— START DATA IN THIS EXERCISE —
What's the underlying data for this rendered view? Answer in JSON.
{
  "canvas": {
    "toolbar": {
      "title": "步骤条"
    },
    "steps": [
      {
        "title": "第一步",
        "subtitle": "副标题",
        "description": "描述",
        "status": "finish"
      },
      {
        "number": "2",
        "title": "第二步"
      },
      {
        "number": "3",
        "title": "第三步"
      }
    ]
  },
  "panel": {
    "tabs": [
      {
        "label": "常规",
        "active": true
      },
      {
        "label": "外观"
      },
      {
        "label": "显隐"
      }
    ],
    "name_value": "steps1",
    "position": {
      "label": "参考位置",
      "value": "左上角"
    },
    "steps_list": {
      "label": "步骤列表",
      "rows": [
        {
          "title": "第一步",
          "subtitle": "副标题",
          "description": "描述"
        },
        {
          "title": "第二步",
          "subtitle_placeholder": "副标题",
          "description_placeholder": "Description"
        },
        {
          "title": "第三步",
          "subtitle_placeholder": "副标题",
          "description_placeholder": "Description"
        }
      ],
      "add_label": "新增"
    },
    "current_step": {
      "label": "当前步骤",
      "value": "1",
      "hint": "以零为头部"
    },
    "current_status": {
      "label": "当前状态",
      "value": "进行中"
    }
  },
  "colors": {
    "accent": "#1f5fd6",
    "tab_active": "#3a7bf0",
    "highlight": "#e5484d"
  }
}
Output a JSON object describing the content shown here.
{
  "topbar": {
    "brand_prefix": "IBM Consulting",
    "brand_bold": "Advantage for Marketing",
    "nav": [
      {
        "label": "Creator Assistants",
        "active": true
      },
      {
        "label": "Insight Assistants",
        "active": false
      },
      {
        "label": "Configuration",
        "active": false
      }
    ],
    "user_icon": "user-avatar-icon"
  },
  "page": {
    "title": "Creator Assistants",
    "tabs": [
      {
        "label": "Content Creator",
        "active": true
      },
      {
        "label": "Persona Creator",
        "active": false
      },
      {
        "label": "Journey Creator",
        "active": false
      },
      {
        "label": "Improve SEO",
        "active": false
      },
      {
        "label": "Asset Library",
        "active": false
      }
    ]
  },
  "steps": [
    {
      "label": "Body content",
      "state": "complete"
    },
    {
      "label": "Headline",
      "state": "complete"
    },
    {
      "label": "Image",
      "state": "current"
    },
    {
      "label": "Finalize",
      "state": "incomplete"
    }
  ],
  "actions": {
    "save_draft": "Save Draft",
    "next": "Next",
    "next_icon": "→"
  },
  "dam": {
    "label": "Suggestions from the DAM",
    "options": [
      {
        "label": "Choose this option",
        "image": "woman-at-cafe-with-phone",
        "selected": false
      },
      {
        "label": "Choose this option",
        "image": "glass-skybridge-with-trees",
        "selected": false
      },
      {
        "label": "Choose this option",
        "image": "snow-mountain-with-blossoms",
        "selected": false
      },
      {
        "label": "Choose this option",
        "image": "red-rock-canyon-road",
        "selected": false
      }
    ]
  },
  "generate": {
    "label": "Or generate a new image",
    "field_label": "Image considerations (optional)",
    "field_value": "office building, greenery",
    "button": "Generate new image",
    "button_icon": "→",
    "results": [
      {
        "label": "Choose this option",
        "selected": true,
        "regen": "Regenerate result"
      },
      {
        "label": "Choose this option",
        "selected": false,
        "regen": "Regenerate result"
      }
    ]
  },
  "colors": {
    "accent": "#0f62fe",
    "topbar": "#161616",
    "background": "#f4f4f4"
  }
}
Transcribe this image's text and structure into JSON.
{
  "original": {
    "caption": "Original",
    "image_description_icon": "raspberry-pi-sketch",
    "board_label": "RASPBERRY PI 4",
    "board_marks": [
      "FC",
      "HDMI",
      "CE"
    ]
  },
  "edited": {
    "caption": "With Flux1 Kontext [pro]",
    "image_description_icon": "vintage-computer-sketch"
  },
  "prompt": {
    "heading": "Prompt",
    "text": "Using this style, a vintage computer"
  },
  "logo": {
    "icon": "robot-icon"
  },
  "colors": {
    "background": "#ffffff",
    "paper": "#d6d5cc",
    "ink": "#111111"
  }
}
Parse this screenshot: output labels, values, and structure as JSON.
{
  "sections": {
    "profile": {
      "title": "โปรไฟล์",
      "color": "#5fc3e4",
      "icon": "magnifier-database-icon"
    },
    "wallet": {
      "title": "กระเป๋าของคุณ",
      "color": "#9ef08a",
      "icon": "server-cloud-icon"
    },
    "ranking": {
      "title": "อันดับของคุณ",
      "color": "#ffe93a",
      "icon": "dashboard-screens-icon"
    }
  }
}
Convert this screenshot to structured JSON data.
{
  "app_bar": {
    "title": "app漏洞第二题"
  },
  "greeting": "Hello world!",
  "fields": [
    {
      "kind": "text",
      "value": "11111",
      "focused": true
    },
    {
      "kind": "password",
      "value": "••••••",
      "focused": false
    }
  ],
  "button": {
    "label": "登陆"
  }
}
— END DATA IN THIS EXERCISE —
Repeat the records above exactly, leaving none out.

What's the underlying data for this rendered view? Answer in JSON.
{
  "canvas": {
    "toolbar": {
      "title": "步骤条"
    },
    "steps": [
      {
        "title": "第一步",
        "subtitle": "副标题",
        "description": "描述",
        "status": "finish"
      },
      {
        "number": "2",
        "title": "第二步"
      },
      {
        "number": "3",
        "title": "第三步"
      }
    ]
  },
  "panel": {
    "tabs": [
      {
        "label": "常规",
        "active": true
      },
      {
        "label": "外观"
      },
      {
        "label": "显隐"
      }
    ],
    "name_value": "steps1",
    "position": {
      "label": "参考位置",
      "value": "左上角"
    },
    "steps_list": {
      "label": "步骤列表",
      "rows": [
        {
          "title": "第一步",
          "subtitle": "副标题",
          "description": "描述"
        },
        {
          "title": "第二步",
          "subtitle_placeholder": "副标题",
          "description_placeholder": "Description"
        },
        {
          "title": "第三步",
          "subtitle_placeholder": "副标题",
          "description_placeholder": "Description"
        }
      ],
      "add_label": "新增"
    },
    "current_step": {
      "label": "当前步骤",
      "value": "1",
      "hint": "以零为头部"
    },
    "current_status": {
      "label": "当前状态",
      "value": "进行中"
    }
  },
  "colors": {
    "accent": "#1f5fd6",
    "tab_active": "#3a7bf0",
    "highlight": "#e5484d"
  }
}
Output a JSON object describing the content shown here.
{
  "topbar": {
    "brand_prefix": "IBM Consulting",
    "brand_bold": "Advantage for Marketing",
    "nav": [
      {
        "label": "Creator Assistants",
        "active": true
      },
      {
        "label": "Insight Assistants",
        "active": false
      },
      {
        "label": "Configuration",
        "active": false
      }
    ],
    "user_icon": "user-avatar-icon"
  },
  "page": {
    "title": "Creator Assistants",
    "tabs": [
      {
        "label": "Content Creator",
        "active": true
      },
      {
        "label": "Persona Creator",
        "active": false
      },
      {
        "label": "Journey Creator",
        "active": false
      },
      {
        "label": "Improve SEO",
        "active": false
      },
      {
        "label": "Asset Library",
        "active": false
      }
    ]
  },
  "steps": [
    {
      "label": "Body content",
      "state": "complete"
    },
    {
      "label": "Headline",
      "state": "complete"
    },
    {
      "label": "Image",
      "state": "current"
    },
    {
      "label": "Finalize",
      "state": "incomplete"
    }
  ],
  "actions": {
    "save_draft": "Save Draft",
    "next": "Next",
    "next_icon": "→"
  },
  "dam": {
    "label": "Suggestions from the DAM",
    "options": [
      {
        "label": "Choose this option",
        "image": "woman-at-cafe-with-phone",
        "selected": false
      },
      {
        "label": "Choose this option",
        "image": "glass-skybridge-with-trees",
        "selected": false
      },
      {
        "label": "Choose this option",
        "image": "snow-mountain-with-blossoms",
        "selected": false
      },
      {
        "label": "Choose this option",
        "image": "red-rock-canyon-road",
        "selected": false
      }
    ]
  },
  "generate": {
    "label": "Or generate a new image",
    "field_label": "Image considerations (optional)",
    "field_value": "office building, greenery",
    "button": "Generate new image",
    "button_icon": "→",
    "results": [
      {
        "label": "Choose this option",
        "selected": true,
        "regen": "Regenerate result"
      },
      {
        "label": "Choose this option",
        "selected": false,
        "regen": "Regenerate result"
      }
    ]
  },
  "colors": {
    "accent": "#0f62fe",
    "topbar": "#161616",
    "background": "#f4f4f4"
  }
}
Transcribe this image's text and structure into JSON.
{
  "original": {
    "caption": "Original",
    "image_description_icon": "raspberry-pi-sketch",
    "board_label": "RASPBERRY PI 4",
    "board_marks": [
      "FC",
      "HDMI",
      "CE"
    ]
  },
  "edited": {
    "caption": "With Flux1 Kontext [pro]",
    "image_description_icon": "vintage-computer-sketch"
  },
  "prompt": {
    "heading": "Prompt",
    "text": "Using this style, a vintage computer"
  },
  "logo": {
    "icon": "robot-icon"
  },
  "colors": {
    "background": "#ffffff",
    "paper": "#d6d5cc",
    "ink": "#111111"
  }
}
Parse this screenshot: output labels, values, and structure as JSON.
{
  "sections": {
    "profile": {
      "title": "โปรไฟล์",
      "color": "#5fc3e4",
      "icon": "magnifier-database-icon"
    },
    "wallet": {
      "title": "กระเป๋าของคุณ",
      "color": "#9ef08a",
      "icon": "server-cloud-icon"
    },
    "ranking": {
      "title": "อันดับของคุณ",
      "color": "#ffe93a",
      "icon": "dashboard-screens-icon"
    }
  }
}
Convert this screenshot to structured JSON data.
{
  "app_bar": {
    "title": "app漏洞第二题"
  },
  "greeting": "Hello world!",
  "fields": [
    {
      "kind": "text",
      "value": "11111",
      "focused": true
    },
    {
      "kind": "password",
      "value": "••••••",
      "focused": false
    }
  ],
  "button": {
    "label": "登陆"
  }
}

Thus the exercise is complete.